##### INFORMATION GIVEN #####
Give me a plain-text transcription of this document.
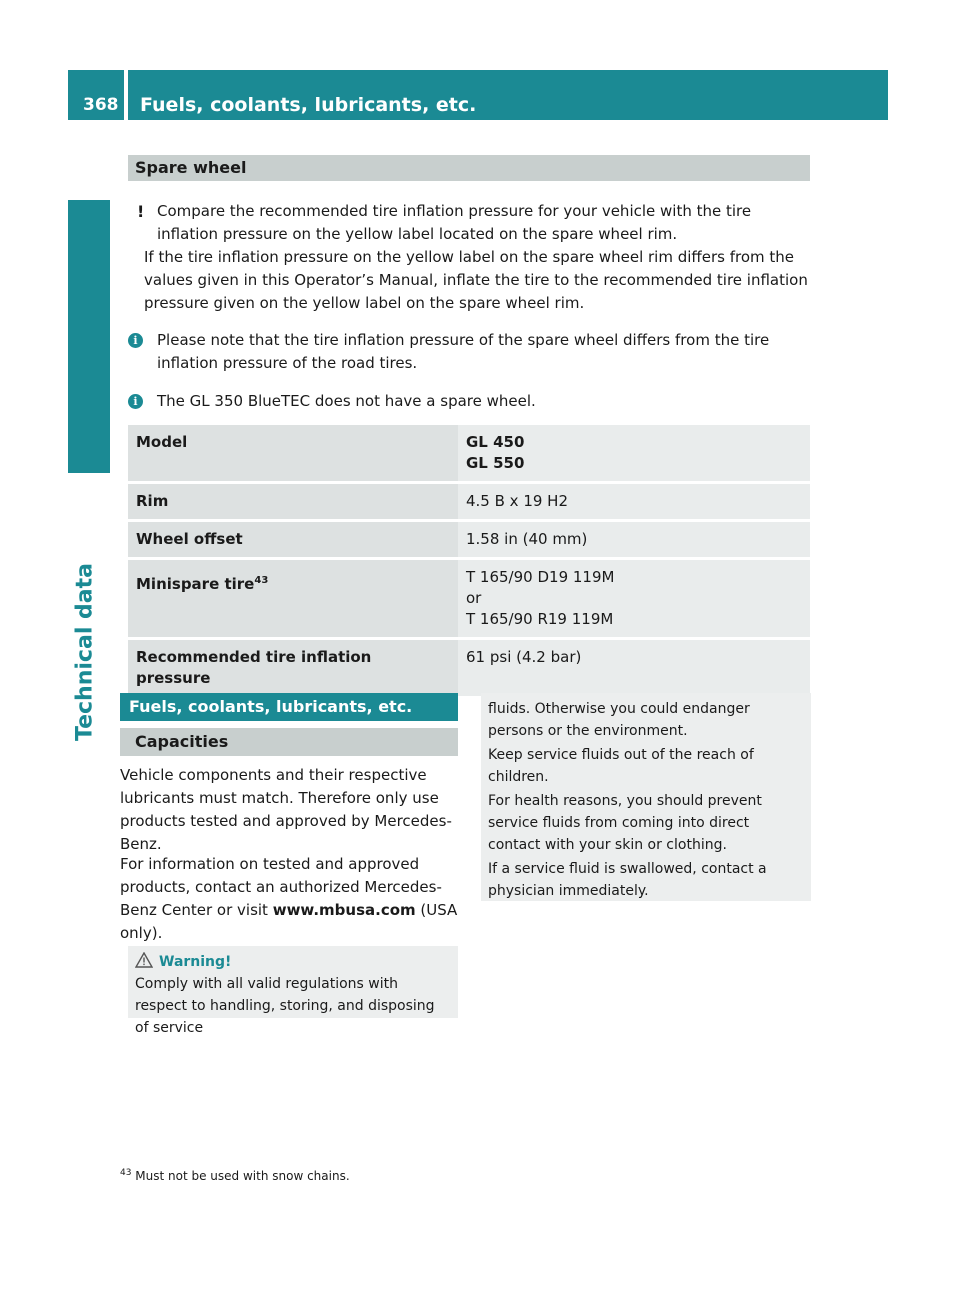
368	Fuels, coolants, lubricants, etc.
Technical data
Spare wheel
! Compare the recommended tire inflation pressure for your vehicle with the tire inflation pressure on the yellow label located on the spare wheel rim.

If the tire inflation pressure on the yellow label on the spare wheel rim differs from the values given in this Operator’s Manual, inflate the tire to the recommended tire inflation pressure given on the yellow label on the spare wheel rim.

i	Please note that the tire inflation pressure of the spare wheel differs from the tire inflation pressure of the road tires.

i	The GL 350 BlueTEC does not have a spare wheel.

Model	GL 450
GL 550

Rim	4.5 B x 19 H2
Wheel offset	1.58 in (40 mm)
Minispare tire$^{43}$	T 165/90 D19 119M
or
T 165/90 R19 119M

Recommended tire inflation pressure	61 psi (4.2 bar)
Fuels, coolants, lubricants, etc.
Capacities

Vehicle components and their respective lubricants must match. Therefore only use products tested and approved by Mercedes-Benz.

For information on tested and approved products, contact an authorized Mercedes-Benz Center or visit www.mbusa.com (USA only).

Warning!
Comply with all valid regulations with respect to handling, storing, and disposing of service

fluids. Otherwise you could endanger persons or the environment.

Keep service fluids out of the reach of children.

For health reasons, you should prevent service fluids from coming into direct contact with your skin or clothing.

If a service fluid is swallowed, contact a physician immediately.

$^{43}$ Must not be used with snow chains.
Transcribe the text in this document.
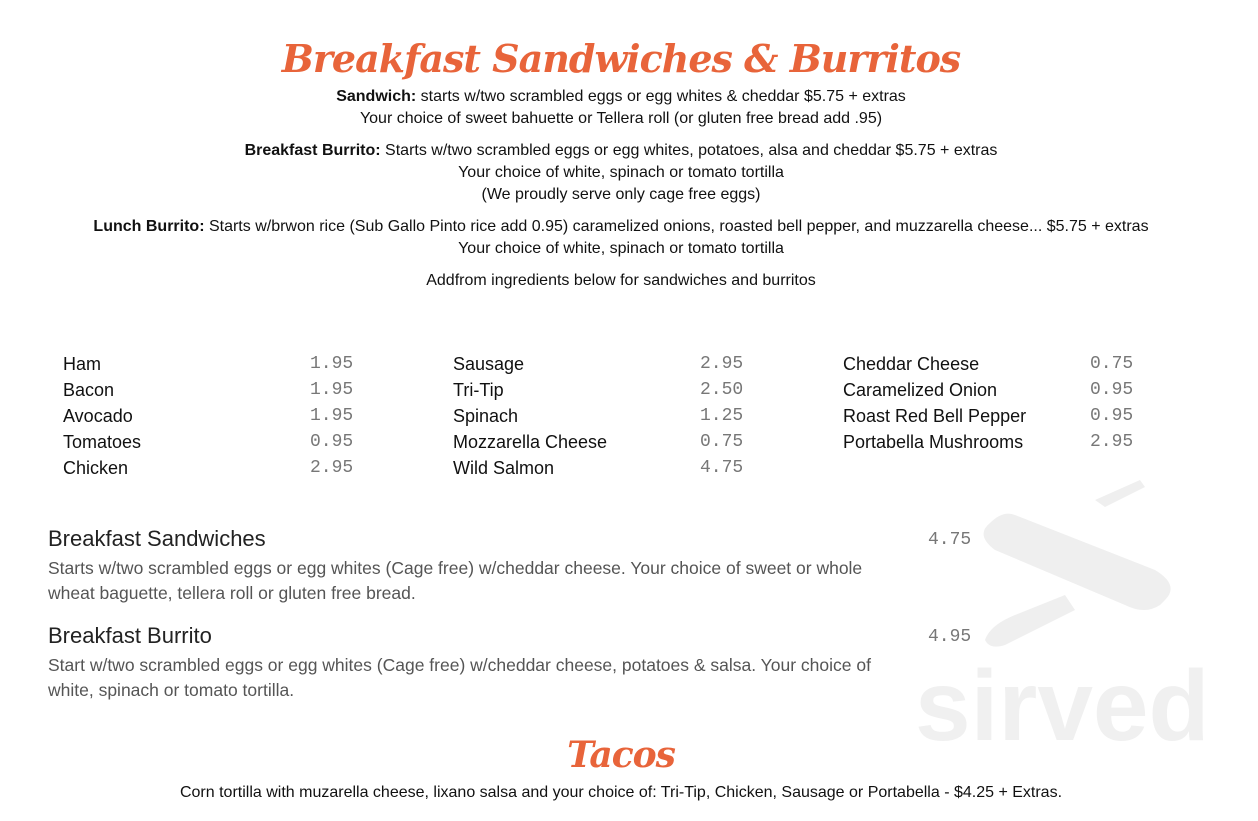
sirved
Breakfast Sandwiches & Burritos
Sandwich: starts w/two scrambled eggs or egg whites & cheddar $5.75 + extras
Your choice of sweet bahuette or Tellera roll (or gluten free bread add .95)
Breakfast Burrito: Starts w/two scrambled eggs or egg whites, potatoes, alsa and cheddar $5.75 + extras
Your choice of white, spinach or tomato tortilla
(We proudly serve only cage free eggs)
Lunch Burrito: Starts w/brwon rice (Sub Gallo Pinto rice add 0.95) caramelized onions, roasted bell pepper, and muzzarella cheese... $5.75 + extras
Your choice of white, spinach or tomato tortilla
Addfrom ingredients below for sandwiches and burritos
Ham	1.95
Bacon	1.95
Avocado	1.95
Tomatoes	0.95
Chicken	2.95
Sausage	2.95
Tri-Tip	2.50
Spinach	1.25
Mozzarella Cheese	0.75
Wild Salmon	4.75
Cheddar Cheese	0.75
Caramelized Onion	0.95
Roast Red Bell Pepper	0.95
Portabella Mushrooms	2.95
Breakfast Sandwiches
Starts w/two scrambled eggs or egg whites (Cage free) w/cheddar cheese. Your choice of sweet or whole wheat baguette, tellera roll or gluten free bread.
4.75
Breakfast Burrito
Start w/two scrambled eggs or egg whites (Cage free) w/cheddar cheese, potatoes & salsa. Your choice of white, spinach or tomato tortilla.
4.95
Tacos
Corn tortilla with muzarella cheese, lixano salsa and your choice of: Tri-Tip, Chicken, Sausage or Portabella - $4.25 + Extras.
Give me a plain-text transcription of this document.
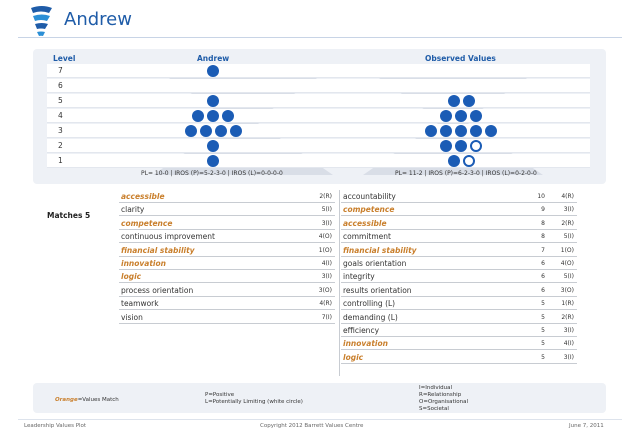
Andrew
Level	Andrew	Observed Values
7
6
5
4
3
2
1
PL= 10-0 | IROS (P)=5-2-3-0 | IROS (L)=0-0-0-0	PL= 11-2 | IROS (P)=6-2-3-0 | IROS (L)=0-2-0-0
Matches 5
accessible	2(R)
clarity	5(I)
competence	3(I)
continuous improvement	4(O)
financial stability	1(O)
innovation	4(I)
logic	3(I)
process orientation	3(O)
teamwork	4(R)
vision	7(I)
accountability	10	4(R)
competence	9	3(I)
accessible	8	2(R)
commitment	8	5(I)
financial stability	7	1(O)
goals orientation	6	4(O)
integrity	6	5(I)
results orientation	6	3(O)
controlling (L)	5	1(R)
demanding (L)	5	2(R)
efficiency	5	3(I)
innovation	5	4(I)
logic	5	3(I)
Orange=Values Match
P=Positive
L=Potentially Limiting (white circle)
I=Individual
R=Relationship
O=Organisational
S=Societal
Leadership Values Plot	Copyright 2012 Barrett Values Centre	June 7, 2011
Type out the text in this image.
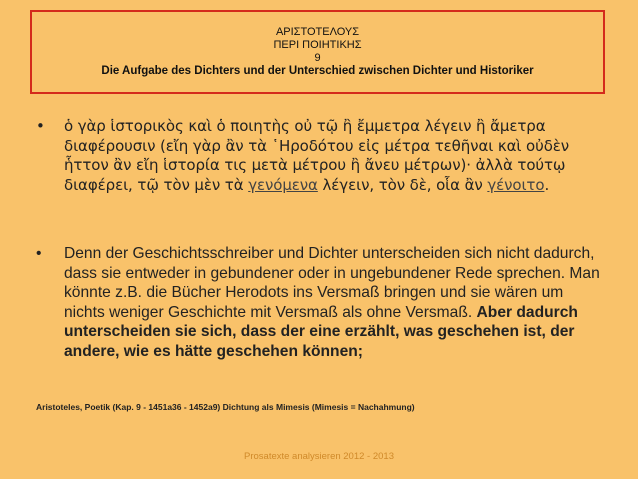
ΑΡΙΣΤΟΤΕΛΟΥΣ
ΠΕΡΙ ΠΟΙΗΤΙΚΗΣ
9
Die Aufgabe des Dichters und der Unterschied zwischen Dichter und Historiker
•	ὁ γὰρ ἱστορικὸς καὶ ὁ ποιητὴς οὐ τῷ ἢ ἔμμετρα λέγειν ἢ ἄμετρα διαφέρουσιν (εἴη γὰρ ἂν τὰ ῾Ηροδότου εἰς μέτρα τεθῆναι καὶ οὐδὲν ἧττον ἂν εἴη ἱστορία τις μετὰ μέτρου ἢ ἄνευ μέτρων)· ἀλλὰ τούτῳ διαφέρει, τῷ τὸν μὲν τὰ γενόμενα λέγειν, τὸν δὲ, οἷα ἂν γένοιτο.
•	Denn der Geschichtsschreiber und Dichter unterscheiden sich nicht dadurch, dass sie entweder in gebundener oder in ungebundener Rede sprechen. Man könnte z.B. die Bücher Herodots ins Versmaß bringen und sie wären um nichts weniger Geschichte mit Versmaß als ohne Versmaß. Aber dadurch unterscheiden sie sich, dass der eine erzählt, was geschehen ist, der andere, wie es hätte geschehen können;
Aristoteles, Poetik (Kap. 9 - 1451a36 - 1452a9) Dichtung als Mimesis (Mimesis = Nachahmung)
Prosatexte analysieren 2012 - 2013
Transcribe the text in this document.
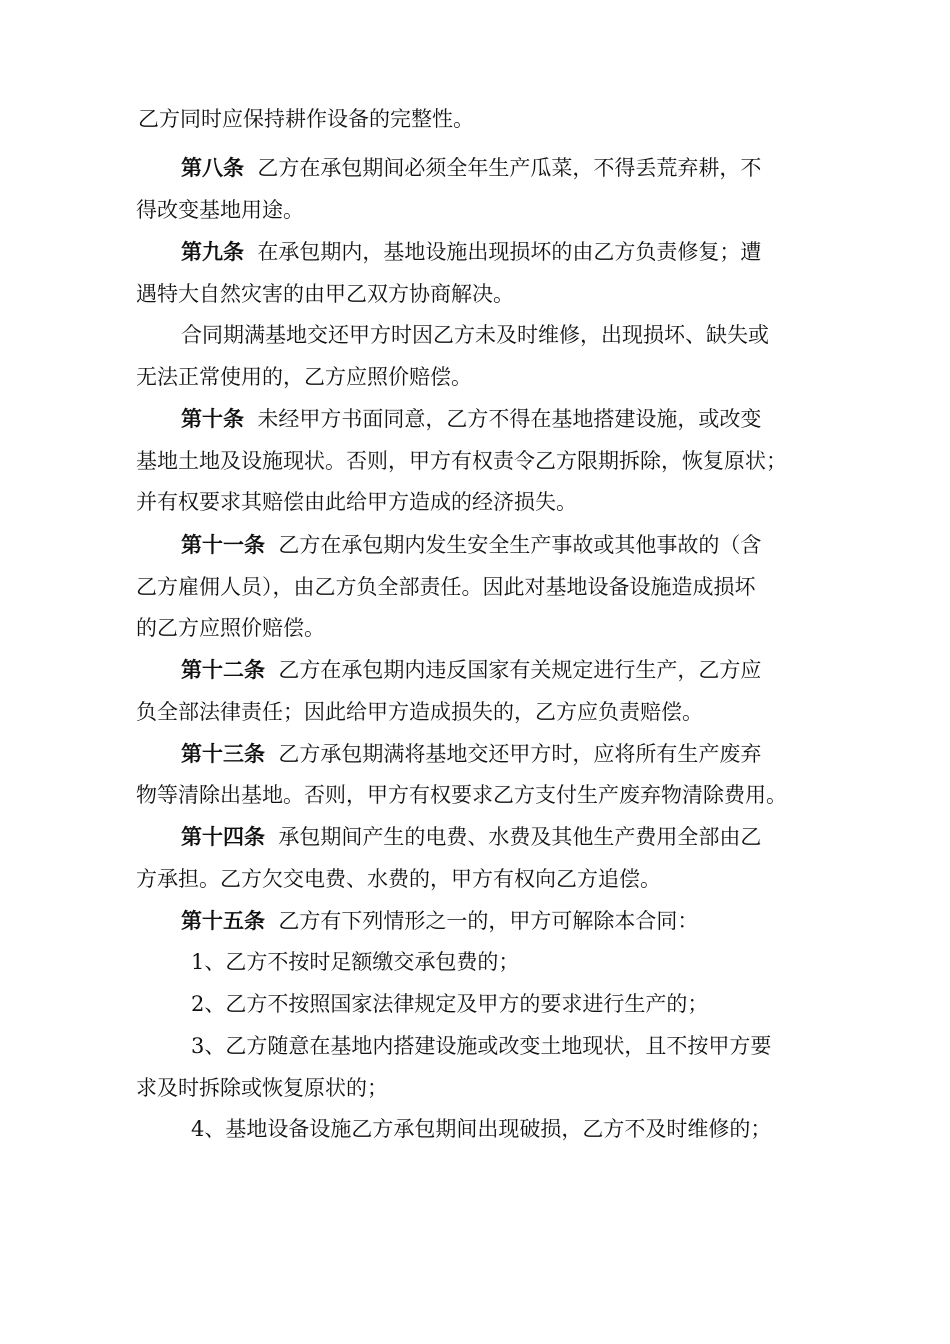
乙方同时应保持耕作设备的完整性。
第八条 乙方在承包期间必须全年生产瓜菜，不得丢荒弃耕，不
得改变基地用途。
第九条 在承包期内，基地设施出现损坏的由乙方负责修复；遭
遇特大自然灾害的由甲乙双方协商解决。
合同期满基地交还甲方时因乙方未及时维修，出现损坏、缺失或
无法正常使用的，乙方应照价赔偿。
第十条 未经甲方书面同意，乙方不得在基地搭建设施，或改变
基地土地及设施现状。否则，甲方有权责令乙方限期拆除，恢复原状；
并有权要求其赔偿由此给甲方造成的经济损失。
第十一条 乙方在承包期内发生安全生产事故或其他事故的（含
乙方雇佣人员），由乙方负全部责任。因此对基地设备设施造成损坏
的乙方应照价赔偿。
第十二条 乙方在承包期内违反国家有关规定进行生产，乙方应
负全部法律责任；因此给甲方造成损失的，乙方应负责赔偿。
第十三条 乙方承包期满将基地交还甲方时，应将所有生产废弃
物等清除出基地。否则，甲方有权要求乙方支付生产废弃物清除费用。
第十四条 承包期间产生的电费、水费及其他生产费用全部由乙
方承担。乙方欠交电费、水费的，甲方有权向乙方追偿。
第十五条 乙方有下列情形之一的，甲方可解除本合同：
1、乙方不按时足额缴交承包费的；
2、乙方不按照国家法律规定及甲方的要求进行生产的；
3、乙方随意在基地内搭建设施或改变土地现状，且不按甲方要
求及时拆除或恢复原状的；
4、基地设备设施乙方承包期间出现破损，乙方不及时维修的；
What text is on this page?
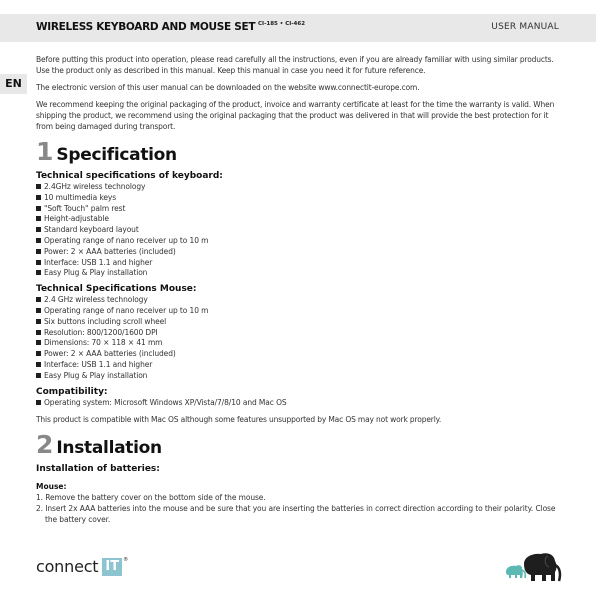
WIRELESS KEYBOARD AND MOUSE SET CI-185 • CI-462	USER MANUAL
EN

Before putting this product into operation, please read carefully all the instructions, even if you are already familiar with using similar products. Use the product only as described in this manual. Keep this manual in case you need it for future reference.

The electronic version of this user manual can be downloaded on the website www.connectit-europe.com.

We recommend keeping the original packaging of the product, invoice and warranty certificate at least for the time the warranty is valid. When shipping the product, we recommend using the original packaging that the product was delivered in that will provide the best protection for it from being damaged during transport.

1 Specification
Technical specifications of keyboard:
2.4GHz wireless technology
10 multimedia keys
"Soft Touch" palm rest
Height-adjustable
Standard keyboard layout
Operating range of nano receiver up to 10 m
Power: 2 × AAA batteries (included)
Interface: USB 1.1 and higher
Easy Plug & Play installation
Technical Specifications Mouse:
2.4 GHz wireless technology
Operating range of nano receiver up to 10 m
Six buttons including scroll wheel
Resolution: 800/1200/1600 DPI
Dimensions: 70 × 118 × 41 mm
Power: 2 × AAA batteries (included)
Interface: USB 1.1 and higher
Easy Plug & Play installation
Compatibility:
Operating system: Microsoft Windows XP/Vista/7/8/10 and Mac OS

This product is compatible with Mac OS although some features unsupported by Mac OS may not work properly.

2 Installation
Installation of batteries:
Mouse:
1. Remove the battery cover on the bottom side of the mouse.
2. Insert 2x AAA batteries into the mouse and be sure that you are inserting the batteries in correct direction according to their polarity. Close the battery cover.
connect IT ®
#####
■ WHAT TO PRODUCE
Where a line above contains the word "valid", copy that line.

■ CORRECT ANSWER
Comply with all valid regulations with respect to handling, storing, and disposing of service
We recommend keeping the original packaging of the product, invoice and warranty certificate at least for the time the warranty is valid. When shipping the product, we recommend using the original packaging that the product was delivered in that will provide the best protection for it from being damaged during transport.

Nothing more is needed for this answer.